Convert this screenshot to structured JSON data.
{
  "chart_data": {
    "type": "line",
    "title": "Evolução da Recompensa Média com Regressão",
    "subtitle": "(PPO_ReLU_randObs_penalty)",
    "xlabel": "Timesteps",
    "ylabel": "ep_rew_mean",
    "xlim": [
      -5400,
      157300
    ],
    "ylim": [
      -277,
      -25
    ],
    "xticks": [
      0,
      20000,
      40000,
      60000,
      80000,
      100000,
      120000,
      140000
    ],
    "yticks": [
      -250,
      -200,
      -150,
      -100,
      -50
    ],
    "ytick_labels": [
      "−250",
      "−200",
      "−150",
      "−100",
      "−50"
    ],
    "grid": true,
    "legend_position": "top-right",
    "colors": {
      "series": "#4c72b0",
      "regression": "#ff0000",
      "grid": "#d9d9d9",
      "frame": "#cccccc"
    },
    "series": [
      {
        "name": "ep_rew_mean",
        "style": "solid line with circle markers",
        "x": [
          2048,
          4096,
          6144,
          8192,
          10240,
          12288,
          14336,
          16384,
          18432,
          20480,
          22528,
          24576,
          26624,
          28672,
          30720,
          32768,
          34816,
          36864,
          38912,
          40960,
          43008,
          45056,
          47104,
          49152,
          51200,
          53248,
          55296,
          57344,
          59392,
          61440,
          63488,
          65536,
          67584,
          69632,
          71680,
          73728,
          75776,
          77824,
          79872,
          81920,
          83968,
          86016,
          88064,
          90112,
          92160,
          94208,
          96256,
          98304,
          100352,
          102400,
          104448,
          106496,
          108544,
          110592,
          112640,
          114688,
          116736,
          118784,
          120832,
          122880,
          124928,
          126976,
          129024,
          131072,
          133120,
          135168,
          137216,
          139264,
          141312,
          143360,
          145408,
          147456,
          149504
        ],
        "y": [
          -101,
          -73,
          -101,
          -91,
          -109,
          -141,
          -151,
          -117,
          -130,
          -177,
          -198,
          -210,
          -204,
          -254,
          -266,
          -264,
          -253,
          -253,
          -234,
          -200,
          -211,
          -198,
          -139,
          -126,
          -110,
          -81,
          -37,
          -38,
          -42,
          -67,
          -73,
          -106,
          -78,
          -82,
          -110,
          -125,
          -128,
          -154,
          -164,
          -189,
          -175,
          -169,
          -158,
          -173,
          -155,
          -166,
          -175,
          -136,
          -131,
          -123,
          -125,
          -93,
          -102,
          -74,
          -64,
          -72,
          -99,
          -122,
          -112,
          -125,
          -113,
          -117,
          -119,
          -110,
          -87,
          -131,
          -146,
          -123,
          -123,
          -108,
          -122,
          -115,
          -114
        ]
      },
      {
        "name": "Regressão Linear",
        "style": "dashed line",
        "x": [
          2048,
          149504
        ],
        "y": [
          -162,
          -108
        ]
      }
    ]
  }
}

*-*-*

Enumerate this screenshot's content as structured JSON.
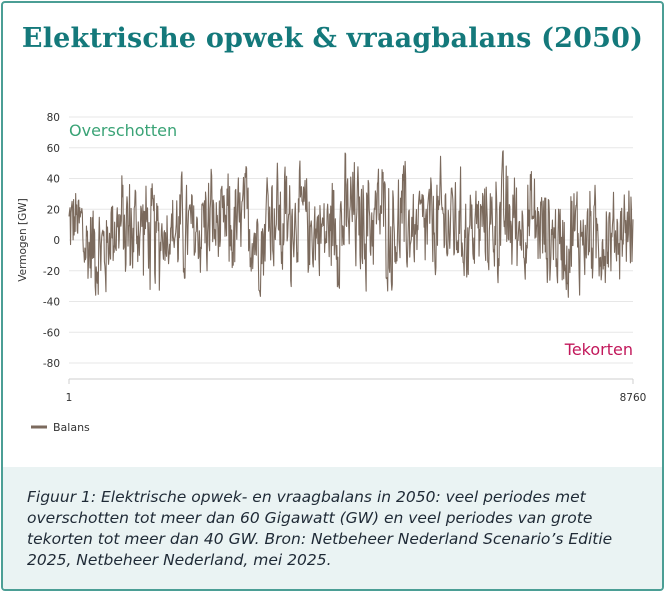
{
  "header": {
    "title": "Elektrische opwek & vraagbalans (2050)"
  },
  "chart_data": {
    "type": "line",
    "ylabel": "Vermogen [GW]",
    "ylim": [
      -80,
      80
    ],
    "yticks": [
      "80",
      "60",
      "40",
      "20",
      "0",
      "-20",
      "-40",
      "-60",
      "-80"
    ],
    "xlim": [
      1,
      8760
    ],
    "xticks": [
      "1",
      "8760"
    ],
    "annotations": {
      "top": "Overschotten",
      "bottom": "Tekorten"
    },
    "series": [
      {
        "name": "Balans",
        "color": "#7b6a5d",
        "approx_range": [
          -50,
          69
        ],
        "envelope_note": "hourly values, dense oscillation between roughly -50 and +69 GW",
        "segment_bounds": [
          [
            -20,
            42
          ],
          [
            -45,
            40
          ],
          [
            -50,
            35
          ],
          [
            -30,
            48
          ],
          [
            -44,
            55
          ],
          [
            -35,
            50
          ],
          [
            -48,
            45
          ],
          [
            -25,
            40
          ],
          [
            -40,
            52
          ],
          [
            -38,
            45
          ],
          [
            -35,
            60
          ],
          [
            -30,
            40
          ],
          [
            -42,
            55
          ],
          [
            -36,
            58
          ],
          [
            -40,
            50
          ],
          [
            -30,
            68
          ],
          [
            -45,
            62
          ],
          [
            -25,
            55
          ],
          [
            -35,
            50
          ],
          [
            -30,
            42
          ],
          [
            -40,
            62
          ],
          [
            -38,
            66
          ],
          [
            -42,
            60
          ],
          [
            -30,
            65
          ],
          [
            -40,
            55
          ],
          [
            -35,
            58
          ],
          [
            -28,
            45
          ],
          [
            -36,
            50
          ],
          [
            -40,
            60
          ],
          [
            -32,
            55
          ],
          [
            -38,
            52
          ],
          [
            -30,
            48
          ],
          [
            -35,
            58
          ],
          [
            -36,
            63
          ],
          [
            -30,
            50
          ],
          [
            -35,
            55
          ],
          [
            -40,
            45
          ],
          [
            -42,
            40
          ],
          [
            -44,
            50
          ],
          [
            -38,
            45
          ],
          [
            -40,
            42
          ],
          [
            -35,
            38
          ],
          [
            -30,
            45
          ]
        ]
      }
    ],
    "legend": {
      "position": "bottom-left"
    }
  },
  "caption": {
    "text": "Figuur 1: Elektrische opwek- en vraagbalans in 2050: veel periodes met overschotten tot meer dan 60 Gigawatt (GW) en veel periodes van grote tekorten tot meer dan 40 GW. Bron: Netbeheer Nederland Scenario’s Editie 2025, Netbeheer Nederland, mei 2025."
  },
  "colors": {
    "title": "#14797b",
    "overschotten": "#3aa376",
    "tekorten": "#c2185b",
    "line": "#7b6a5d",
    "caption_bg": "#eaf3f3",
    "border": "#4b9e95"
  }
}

*-*-*

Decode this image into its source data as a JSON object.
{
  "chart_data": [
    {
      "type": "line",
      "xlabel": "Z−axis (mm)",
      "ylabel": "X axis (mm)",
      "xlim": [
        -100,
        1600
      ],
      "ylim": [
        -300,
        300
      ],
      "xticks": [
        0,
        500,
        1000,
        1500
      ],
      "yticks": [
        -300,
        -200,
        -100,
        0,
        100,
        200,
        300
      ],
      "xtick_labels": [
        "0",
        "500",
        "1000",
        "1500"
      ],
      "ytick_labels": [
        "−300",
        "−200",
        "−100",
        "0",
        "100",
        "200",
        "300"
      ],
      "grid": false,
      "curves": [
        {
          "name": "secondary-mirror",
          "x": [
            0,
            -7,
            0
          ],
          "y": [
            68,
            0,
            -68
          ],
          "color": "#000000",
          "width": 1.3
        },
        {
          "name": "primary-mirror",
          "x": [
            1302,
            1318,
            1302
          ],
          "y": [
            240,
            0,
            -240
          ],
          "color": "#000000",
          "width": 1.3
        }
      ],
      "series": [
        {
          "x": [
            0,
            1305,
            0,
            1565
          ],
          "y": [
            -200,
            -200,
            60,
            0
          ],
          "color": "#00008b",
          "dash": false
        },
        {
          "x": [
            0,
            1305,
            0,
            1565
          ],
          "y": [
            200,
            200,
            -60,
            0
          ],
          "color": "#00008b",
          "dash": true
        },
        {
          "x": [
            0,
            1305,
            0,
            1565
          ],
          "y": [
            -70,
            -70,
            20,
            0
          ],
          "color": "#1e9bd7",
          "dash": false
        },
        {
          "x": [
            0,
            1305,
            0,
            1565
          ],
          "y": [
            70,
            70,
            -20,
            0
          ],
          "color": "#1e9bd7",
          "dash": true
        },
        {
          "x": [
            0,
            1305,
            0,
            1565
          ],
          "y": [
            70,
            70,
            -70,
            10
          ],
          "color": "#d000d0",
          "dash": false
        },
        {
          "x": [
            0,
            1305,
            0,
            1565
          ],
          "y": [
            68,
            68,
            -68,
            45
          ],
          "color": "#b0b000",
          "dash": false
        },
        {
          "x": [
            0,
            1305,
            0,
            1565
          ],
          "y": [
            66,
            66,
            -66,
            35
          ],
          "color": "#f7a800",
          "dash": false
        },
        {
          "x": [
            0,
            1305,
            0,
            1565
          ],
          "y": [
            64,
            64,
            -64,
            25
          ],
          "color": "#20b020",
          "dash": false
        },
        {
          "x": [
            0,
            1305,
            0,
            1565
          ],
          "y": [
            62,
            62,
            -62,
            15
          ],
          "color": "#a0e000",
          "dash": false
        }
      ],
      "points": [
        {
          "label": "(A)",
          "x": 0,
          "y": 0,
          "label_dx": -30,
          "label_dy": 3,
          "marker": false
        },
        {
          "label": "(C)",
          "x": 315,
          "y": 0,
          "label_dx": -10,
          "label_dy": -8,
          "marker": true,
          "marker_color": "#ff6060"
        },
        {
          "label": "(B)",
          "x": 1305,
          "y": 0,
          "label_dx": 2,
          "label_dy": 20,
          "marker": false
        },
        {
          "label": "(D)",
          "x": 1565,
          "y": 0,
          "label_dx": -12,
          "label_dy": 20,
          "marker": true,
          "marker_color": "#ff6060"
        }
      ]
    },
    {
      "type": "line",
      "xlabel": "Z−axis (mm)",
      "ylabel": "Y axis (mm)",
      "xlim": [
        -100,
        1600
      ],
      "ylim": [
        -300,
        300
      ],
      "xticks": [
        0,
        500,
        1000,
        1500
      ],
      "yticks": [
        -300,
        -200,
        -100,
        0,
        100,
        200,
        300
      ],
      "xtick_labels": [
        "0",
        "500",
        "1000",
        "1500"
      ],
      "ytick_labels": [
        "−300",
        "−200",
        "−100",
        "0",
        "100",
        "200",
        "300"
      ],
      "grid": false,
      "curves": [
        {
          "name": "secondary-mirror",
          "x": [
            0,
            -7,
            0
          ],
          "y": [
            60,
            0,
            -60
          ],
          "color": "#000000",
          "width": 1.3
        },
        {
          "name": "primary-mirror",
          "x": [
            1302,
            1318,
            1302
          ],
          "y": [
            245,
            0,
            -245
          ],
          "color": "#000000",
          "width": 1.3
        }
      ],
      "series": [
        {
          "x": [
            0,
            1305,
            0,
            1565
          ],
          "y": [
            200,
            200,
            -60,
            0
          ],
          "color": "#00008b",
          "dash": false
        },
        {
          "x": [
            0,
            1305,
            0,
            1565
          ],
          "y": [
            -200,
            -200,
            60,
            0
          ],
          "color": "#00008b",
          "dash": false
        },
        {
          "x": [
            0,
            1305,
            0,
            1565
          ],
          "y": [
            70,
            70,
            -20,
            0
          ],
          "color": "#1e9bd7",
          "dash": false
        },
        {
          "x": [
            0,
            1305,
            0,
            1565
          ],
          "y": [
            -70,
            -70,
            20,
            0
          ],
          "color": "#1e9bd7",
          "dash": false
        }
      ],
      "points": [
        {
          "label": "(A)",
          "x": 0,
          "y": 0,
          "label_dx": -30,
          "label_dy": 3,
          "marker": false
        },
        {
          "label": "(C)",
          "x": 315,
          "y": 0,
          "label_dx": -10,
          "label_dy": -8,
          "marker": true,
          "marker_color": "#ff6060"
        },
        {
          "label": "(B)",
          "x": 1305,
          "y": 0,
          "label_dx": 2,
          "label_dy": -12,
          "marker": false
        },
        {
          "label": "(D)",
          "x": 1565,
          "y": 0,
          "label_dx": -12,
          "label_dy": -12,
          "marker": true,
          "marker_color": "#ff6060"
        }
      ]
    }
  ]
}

*-*-*

Give only the number of lines in the material above that hold the word "grid".

(WRITTEN SOLUTION): 4